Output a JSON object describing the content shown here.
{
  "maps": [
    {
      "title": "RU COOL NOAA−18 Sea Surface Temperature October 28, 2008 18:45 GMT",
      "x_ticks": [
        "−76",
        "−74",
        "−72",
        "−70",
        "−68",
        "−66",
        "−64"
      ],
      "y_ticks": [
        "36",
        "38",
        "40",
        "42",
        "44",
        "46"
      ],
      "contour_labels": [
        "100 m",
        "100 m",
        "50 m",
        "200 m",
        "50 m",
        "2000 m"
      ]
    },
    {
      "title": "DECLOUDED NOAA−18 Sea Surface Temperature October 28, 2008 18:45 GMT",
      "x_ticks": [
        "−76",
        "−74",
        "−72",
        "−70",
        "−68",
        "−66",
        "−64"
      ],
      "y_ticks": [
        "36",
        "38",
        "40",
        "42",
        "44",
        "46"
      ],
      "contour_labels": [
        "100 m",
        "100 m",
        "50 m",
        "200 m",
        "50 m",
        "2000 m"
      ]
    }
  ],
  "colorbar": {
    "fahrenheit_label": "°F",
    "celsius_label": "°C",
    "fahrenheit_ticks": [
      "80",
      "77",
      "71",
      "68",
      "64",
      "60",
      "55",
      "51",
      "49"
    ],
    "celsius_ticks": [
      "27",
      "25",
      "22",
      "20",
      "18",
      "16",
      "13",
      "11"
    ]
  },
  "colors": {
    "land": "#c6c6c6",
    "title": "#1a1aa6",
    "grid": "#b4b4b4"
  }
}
——
→ **Stated problem**
Print every line of the records exactly. Omit nothing.

→ **Solved problem**
Output a JSON object describing the content shown here.
{
  "maps": [
    {
      "title": "RU COOL NOAA−18 Sea Surface Temperature October 28, 2008 18:45 GMT",
      "x_ticks": [
        "−76",
        "−74",
        "−72",
        "−70",
        "−68",
        "−66",
        "−64"
      ],
      "y_ticks": [
        "36",
        "38",
        "40",
        "42",
        "44",
        "46"
      ],
      "contour_labels": [
        "100 m",
        "100 m",
        "50 m",
        "200 m",
        "50 m",
        "2000 m"
      ]
    },
    {
      "title": "DECLOUDED NOAA−18 Sea Surface Temperature October 28, 2008 18:45 GMT",
      "x_ticks": [
        "−76",
        "−74",
        "−72",
        "−70",
        "−68",
        "−66",
        "−64"
      ],
      "y_ticks": [
        "36",
        "38",
        "40",
        "42",
        "44",
        "46"
      ],
      "contour_labels": [
        "100 m",
        "100 m",
        "50 m",
        "200 m",
        "50 m",
        "2000 m"
      ]
    }
  ],
  "colorbar": {
    "fahrenheit_label": "°F",
    "celsius_label": "°C",
    "fahrenheit_ticks": [
      "80",
      "77",
      "71",
      "68",
      "64",
      "60",
      "55",
      "51",
      "49"
    ],
    "celsius_ticks": [
      "27",
      "25",
      "22",
      "20",
      "18",
      "16",
      "13",
      "11"
    ]
  },
  "colors": {
    "land": "#c6c6c6",
    "title": "#1a1aa6",
    "grid": "#b4b4b4"
  }
}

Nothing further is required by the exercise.